An identical copy of the data below is needed.
◇ ◇ ◇
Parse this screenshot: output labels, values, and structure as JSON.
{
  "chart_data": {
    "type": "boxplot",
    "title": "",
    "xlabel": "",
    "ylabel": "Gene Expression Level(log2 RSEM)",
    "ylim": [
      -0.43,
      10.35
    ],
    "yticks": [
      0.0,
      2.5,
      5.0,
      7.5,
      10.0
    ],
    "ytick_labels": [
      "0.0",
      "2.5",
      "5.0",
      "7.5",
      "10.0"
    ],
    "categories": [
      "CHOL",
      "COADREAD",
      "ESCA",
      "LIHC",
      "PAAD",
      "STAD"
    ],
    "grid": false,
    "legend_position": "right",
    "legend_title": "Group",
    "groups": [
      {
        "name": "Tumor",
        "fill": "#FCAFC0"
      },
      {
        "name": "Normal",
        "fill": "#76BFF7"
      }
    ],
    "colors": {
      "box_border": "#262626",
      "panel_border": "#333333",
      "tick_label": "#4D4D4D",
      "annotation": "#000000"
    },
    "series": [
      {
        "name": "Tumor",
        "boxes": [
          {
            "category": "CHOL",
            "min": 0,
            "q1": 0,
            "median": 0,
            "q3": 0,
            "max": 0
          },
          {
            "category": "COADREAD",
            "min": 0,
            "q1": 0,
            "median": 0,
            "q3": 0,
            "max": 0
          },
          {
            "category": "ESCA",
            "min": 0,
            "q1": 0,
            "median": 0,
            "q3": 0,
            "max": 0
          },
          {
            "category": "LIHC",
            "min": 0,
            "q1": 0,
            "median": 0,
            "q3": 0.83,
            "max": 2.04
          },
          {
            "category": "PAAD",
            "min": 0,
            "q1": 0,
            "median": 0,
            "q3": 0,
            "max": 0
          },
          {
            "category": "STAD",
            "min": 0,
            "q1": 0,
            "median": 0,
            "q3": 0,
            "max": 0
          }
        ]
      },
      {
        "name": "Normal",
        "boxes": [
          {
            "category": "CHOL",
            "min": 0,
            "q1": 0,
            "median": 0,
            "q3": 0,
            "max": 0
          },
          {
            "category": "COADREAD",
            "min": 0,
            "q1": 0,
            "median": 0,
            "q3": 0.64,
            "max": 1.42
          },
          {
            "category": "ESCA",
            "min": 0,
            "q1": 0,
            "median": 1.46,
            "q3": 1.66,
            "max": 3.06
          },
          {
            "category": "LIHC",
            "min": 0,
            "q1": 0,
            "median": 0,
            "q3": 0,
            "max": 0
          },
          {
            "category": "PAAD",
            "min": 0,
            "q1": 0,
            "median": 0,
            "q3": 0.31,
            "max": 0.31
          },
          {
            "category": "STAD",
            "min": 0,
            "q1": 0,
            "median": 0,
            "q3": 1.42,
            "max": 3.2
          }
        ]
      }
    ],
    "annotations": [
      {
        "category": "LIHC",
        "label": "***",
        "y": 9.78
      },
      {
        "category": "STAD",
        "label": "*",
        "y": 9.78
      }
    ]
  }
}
◇ ◇ ◇
* _Expected output_
Parse this screenshot: output labels, values, and structure as JSON.
{
  "chart_data": {
    "type": "boxplot",
    "title": "",
    "xlabel": "",
    "ylabel": "Gene Expression Level(log2 RSEM)",
    "ylim": [
      -0.43,
      10.35
    ],
    "yticks": [
      0.0,
      2.5,
      5.0,
      7.5,
      10.0
    ],
    "ytick_labels": [
      "0.0",
      "2.5",
      "5.0",
      "7.5",
      "10.0"
    ],
    "categories": [
      "CHOL",
      "COADREAD",
      "ESCA",
      "LIHC",
      "PAAD",
      "STAD"
    ],
    "grid": false,
    "legend_position": "right",
    "legend_title": "Group",
    "groups": [
      {
        "name": "Tumor",
        "fill": "#FCAFC0"
      },
      {
        "name": "Normal",
        "fill": "#76BFF7"
      }
    ],
    "colors": {
      "box_border": "#262626",
      "panel_border": "#333333",
      "tick_label": "#4D4D4D",
      "annotation": "#000000"
    },
    "series": [
      {
        "name": "Tumor",
        "boxes": [
          {
            "category": "CHOL",
            "min": 0,
            "q1": 0,
            "median": 0,
            "q3": 0,
            "max": 0
          },
          {
            "category": "COADREAD",
            "min": 0,
            "q1": 0,
            "median": 0,
            "q3": 0,
            "max": 0
          },
          {
            "category": "ESCA",
            "min": 0,
            "q1": 0,
            "median": 0,
            "q3": 0,
            "max": 0
          },
          {
            "category": "LIHC",
            "min": 0,
            "q1": 0,
            "median": 0,
            "q3": 0.83,
            "max": 2.04
          },
          {
            "category": "PAAD",
            "min": 0,
            "q1": 0,
            "median": 0,
            "q3": 0,
            "max": 0
          },
          {
            "category": "STAD",
            "min": 0,
            "q1": 0,
            "median": 0,
            "q3": 0,
            "max": 0
          }
        ]
      },
      {
        "name": "Normal",
        "boxes": [
          {
            "category": "CHOL",
            "min": 0,
            "q1": 0,
            "median": 0,
            "q3": 0,
            "max": 0
          },
          {
            "category": "COADREAD",
            "min": 0,
            "q1": 0,
            "median": 0,
            "q3": 0.64,
            "max": 1.42
          },
          {
            "category": "ESCA",
            "min": 0,
            "q1": 0,
            "median": 1.46,
            "q3": 1.66,
            "max": 3.06
          },
          {
            "category": "LIHC",
            "min": 0,
            "q1": 0,
            "median": 0,
            "q3": 0,
            "max": 0
          },
          {
            "category": "PAAD",
            "min": 0,
            "q1": 0,
            "median": 0,
            "q3": 0.31,
            "max": 0.31
          },
          {
            "category": "STAD",
            "min": 0,
            "q1": 0,
            "median": 0,
            "q3": 1.42,
            "max": 3.2
          }
        ]
      }
    ],
    "annotations": [
      {
        "category": "LIHC",
        "label": "***",
        "y": 9.78
      },
      {
        "category": "STAD",
        "label": "*",
        "y": 9.78
      }
    ]
  }
}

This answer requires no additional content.